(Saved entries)
====
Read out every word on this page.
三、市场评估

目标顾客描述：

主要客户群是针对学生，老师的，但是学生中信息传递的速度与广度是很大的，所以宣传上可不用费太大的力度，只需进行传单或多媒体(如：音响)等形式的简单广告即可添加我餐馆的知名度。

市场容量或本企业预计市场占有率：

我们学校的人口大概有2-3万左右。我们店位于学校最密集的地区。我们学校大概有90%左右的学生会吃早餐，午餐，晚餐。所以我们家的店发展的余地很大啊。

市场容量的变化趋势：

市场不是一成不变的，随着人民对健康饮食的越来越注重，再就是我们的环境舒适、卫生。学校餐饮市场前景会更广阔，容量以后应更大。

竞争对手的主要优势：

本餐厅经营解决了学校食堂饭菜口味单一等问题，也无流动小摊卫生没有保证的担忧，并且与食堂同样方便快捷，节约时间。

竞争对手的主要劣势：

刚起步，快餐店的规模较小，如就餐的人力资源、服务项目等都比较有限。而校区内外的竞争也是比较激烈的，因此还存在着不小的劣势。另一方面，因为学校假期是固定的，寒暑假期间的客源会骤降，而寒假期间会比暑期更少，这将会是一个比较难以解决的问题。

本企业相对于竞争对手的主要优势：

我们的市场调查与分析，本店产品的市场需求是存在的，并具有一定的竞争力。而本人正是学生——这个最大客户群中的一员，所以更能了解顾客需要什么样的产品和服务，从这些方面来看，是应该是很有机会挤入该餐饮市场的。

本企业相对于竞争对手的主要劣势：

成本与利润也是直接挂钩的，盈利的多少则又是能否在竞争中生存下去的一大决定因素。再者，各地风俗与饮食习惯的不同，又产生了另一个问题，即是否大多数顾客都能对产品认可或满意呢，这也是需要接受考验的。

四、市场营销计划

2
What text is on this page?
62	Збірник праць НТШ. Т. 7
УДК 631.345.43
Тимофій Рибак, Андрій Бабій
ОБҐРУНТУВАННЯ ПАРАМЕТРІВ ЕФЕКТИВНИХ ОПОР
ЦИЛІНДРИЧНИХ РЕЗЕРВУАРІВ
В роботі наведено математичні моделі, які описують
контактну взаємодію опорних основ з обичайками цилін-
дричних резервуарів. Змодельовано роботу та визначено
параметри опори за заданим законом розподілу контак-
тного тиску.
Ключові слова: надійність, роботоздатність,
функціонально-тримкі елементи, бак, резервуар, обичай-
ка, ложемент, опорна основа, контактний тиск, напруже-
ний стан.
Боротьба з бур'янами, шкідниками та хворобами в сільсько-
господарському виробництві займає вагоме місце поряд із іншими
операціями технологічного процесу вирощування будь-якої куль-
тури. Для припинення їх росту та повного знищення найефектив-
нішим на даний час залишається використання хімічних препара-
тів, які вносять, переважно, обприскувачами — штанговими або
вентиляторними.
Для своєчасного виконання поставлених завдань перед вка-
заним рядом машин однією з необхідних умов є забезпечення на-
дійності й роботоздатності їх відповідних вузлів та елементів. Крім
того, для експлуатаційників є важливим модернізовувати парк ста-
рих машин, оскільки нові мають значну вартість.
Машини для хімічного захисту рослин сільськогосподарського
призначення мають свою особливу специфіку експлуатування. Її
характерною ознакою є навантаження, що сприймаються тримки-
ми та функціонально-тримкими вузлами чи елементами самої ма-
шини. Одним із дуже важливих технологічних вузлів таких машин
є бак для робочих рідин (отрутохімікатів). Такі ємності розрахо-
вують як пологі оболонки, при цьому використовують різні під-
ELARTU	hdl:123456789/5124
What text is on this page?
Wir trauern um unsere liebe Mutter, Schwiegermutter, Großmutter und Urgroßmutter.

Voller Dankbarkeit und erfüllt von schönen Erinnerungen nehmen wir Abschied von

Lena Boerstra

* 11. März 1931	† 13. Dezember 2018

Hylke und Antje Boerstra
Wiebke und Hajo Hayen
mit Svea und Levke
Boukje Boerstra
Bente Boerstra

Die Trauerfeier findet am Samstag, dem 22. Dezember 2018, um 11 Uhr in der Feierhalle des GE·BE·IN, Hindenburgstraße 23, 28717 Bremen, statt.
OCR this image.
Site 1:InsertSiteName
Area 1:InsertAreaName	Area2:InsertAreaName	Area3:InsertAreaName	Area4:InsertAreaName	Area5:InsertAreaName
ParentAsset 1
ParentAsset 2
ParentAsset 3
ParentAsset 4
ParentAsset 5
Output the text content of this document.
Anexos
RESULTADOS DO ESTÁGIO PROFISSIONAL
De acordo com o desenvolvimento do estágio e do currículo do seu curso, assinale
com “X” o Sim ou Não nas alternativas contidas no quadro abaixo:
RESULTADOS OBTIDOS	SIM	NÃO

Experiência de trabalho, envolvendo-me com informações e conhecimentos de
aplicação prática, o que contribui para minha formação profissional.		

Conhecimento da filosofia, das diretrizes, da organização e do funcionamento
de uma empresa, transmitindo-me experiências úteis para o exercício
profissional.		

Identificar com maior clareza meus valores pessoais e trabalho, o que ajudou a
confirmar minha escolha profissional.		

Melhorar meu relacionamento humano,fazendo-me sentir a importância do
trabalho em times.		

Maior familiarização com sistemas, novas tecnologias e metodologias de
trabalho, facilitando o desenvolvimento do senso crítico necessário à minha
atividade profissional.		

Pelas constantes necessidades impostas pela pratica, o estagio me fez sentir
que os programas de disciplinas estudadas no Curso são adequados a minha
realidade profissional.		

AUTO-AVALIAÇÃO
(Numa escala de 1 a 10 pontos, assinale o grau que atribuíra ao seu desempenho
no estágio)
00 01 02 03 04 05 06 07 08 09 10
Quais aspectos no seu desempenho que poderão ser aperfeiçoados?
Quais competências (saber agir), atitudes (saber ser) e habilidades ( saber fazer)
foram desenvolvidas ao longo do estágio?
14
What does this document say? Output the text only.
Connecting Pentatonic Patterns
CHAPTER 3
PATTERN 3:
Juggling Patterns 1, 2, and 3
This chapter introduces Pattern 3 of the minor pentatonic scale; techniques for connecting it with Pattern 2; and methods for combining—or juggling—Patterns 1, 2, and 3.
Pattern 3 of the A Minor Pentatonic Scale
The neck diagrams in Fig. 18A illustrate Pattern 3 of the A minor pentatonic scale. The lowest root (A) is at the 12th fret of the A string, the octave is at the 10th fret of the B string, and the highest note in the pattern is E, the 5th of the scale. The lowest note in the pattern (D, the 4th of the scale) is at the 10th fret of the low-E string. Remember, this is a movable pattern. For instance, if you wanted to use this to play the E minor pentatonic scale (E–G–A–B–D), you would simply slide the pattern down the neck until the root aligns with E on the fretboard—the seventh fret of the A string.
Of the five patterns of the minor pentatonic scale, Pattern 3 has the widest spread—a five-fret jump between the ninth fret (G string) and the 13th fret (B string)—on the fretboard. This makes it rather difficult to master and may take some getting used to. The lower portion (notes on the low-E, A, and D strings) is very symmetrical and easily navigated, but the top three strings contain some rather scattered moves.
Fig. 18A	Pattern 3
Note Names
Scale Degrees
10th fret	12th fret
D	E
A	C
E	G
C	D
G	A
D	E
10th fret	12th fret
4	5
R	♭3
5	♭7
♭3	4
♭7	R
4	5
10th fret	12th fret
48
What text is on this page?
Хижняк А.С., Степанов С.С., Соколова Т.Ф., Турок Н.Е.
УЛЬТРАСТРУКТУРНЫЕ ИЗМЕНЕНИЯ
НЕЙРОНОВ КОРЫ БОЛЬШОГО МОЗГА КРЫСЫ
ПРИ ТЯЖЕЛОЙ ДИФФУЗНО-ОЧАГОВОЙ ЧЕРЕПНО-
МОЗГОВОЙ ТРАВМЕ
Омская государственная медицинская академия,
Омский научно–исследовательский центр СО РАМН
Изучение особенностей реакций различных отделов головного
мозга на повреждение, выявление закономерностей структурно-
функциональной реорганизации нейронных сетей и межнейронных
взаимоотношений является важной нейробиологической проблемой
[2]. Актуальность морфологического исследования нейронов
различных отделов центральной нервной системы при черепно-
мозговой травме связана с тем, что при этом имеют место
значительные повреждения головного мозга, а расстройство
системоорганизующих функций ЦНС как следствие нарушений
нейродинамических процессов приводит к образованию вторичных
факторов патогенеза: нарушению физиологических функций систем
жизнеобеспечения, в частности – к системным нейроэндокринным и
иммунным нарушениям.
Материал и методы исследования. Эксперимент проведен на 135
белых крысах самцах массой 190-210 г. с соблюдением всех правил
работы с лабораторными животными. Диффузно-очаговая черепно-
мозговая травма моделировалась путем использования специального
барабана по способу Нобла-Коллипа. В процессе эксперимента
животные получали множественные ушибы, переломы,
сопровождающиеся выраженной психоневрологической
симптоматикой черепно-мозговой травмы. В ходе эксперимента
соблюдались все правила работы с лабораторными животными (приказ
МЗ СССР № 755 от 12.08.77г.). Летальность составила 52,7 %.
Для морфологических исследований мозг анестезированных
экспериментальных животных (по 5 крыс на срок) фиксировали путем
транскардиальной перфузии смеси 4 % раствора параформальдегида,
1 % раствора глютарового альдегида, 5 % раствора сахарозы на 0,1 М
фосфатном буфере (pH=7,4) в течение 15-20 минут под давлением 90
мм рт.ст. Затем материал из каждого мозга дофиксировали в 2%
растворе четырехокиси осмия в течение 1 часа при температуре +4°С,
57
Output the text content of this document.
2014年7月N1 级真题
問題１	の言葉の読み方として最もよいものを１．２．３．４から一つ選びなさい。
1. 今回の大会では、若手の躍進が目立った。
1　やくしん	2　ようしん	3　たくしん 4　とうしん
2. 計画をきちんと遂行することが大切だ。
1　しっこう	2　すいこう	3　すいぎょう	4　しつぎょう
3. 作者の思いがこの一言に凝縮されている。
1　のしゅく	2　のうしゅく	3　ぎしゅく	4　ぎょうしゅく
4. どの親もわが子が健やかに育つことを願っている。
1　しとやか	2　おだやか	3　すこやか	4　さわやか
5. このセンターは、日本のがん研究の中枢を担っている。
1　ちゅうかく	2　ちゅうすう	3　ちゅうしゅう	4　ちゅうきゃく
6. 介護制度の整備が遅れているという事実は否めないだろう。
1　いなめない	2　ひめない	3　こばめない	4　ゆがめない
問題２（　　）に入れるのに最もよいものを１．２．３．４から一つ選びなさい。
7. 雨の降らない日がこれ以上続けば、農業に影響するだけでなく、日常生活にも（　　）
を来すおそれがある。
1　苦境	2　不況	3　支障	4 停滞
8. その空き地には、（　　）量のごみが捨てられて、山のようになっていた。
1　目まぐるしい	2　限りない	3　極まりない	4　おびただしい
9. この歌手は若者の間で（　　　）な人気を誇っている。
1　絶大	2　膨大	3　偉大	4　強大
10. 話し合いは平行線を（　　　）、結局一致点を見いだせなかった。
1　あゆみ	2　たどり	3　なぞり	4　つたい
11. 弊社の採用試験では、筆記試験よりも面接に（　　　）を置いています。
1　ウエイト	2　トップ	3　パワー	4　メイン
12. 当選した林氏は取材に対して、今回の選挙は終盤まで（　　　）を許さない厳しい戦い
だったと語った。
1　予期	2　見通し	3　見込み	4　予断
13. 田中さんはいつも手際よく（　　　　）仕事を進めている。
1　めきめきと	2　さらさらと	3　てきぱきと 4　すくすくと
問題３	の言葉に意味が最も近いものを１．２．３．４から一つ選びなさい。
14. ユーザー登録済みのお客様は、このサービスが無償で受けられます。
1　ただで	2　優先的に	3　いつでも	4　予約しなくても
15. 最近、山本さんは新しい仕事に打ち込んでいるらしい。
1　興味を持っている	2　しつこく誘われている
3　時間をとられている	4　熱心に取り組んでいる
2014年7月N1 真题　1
====
#### Goal
Say the number of lines in the records above that include the string "животными", and no more.

#### Solution
2